** BEGIN Provided records **

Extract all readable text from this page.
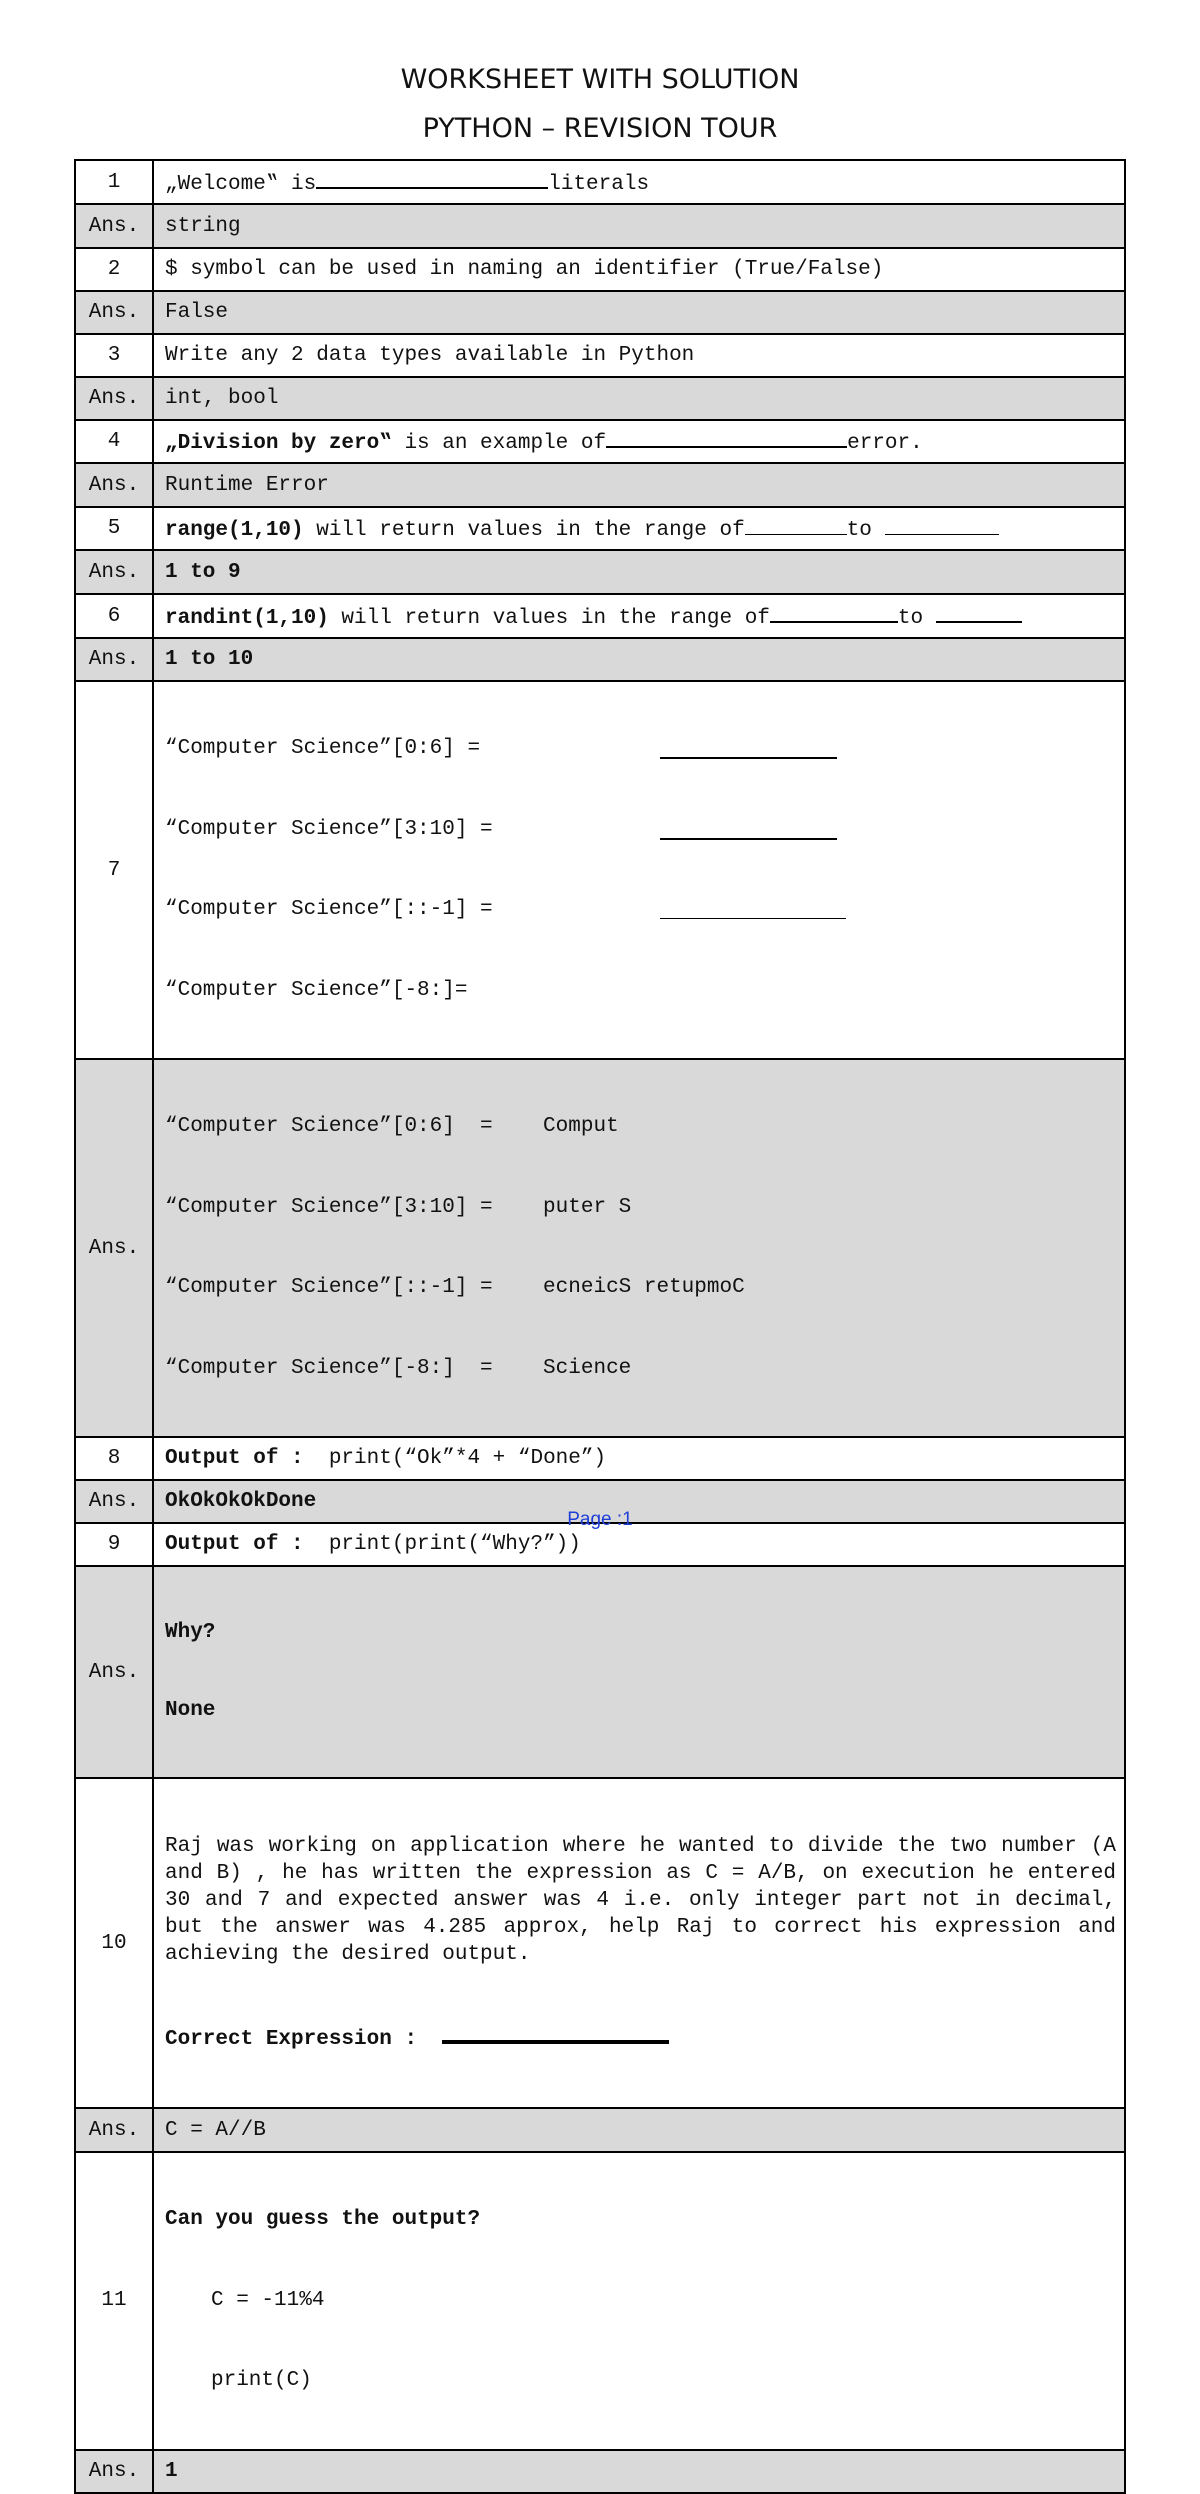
WORKSHEET WITH SOLUTION
PYTHON – REVISION TOUR
1	„Welcome‟ is literals
Ans.	string
2	$ symbol can be used in naming an identifier (True/False)
Ans.	False
3	Write any 2 data types available in Python
Ans.	int, bool
4	„Division by zero‟ is an example of error.
Ans.	Runtime Error
5	range(1,10) will return values in the range of to
Ans.	1 to 9
6	randint(1,10) will return values in the range of to
Ans.	1 to 10
7	“Computer Science”[0:6] =

“Computer Science”[3:10] =

“Computer Science”[::-1] =

“Computer Science”[-8:]=

Ans.	“Computer Science”[0:6]  =    Comput

“Computer Science”[3:10] =    puter S

“Computer Science”[::-1] =    ecneicS retupmoC

“Computer Science”[-8:]  =    Science

8	Output of :  print(“Ok”*4 + “Done”)
Ans.	OkOkOkOkDone
9	Output of :  print(print(“Why?”))
Ans.	Why?

None

10	Raj was working on application where he wanted to divide the two number (A and B) , he has written the expression as C = A/B, on execution he entered 30 and 7 and expected answer was 4 i.e. only integer part not in decimal, but the answer was 4.285 approx, help Raj to correct his expression and achieving the desired output.

Correct Expression :

Ans.	C = A//B
11	Can you guess the output?

C = -11%4

print(C)

Ans.	1
Page :1
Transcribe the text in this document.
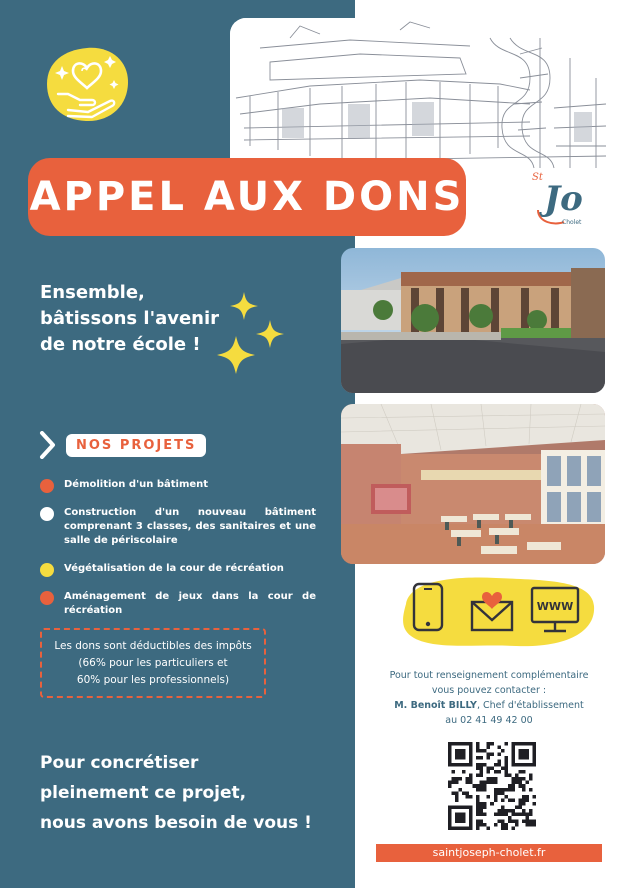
APPEL AUX DONS	St
Jo
Cholet
Ensemble,
bâtissons l'avenir
de notre école !
NOS PROJETS
Démolition d'un bâtiment
Construction d'un nouveau bâtiment comprenant 3 classes, des sanitaires et une salle de périscolaire
Végétalisation de la cour de récréation
Aménagement de jeux dans la cour de récréation
Les dons sont déductibles des impôts
(66% pour les particuliers et
60% pour les professionnels)
Pour concrétiser
pleinement ce projet,
nous avons besoin de vous !
WWW
Pour tout renseignement complémentaire
vous pouvez contacter :
M. Benoît BILLY, Chef d'établissement
au 02 41 49 42 00
saintjoseph-cholet.fr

** END Provided records **

**Exercise description**
List each line of the records that holds the string "print".

**Written answer**
8	Output of :  print(“Ok”*4 + “Done”)
9	Output of :  print(print(“Why?”))
print(C)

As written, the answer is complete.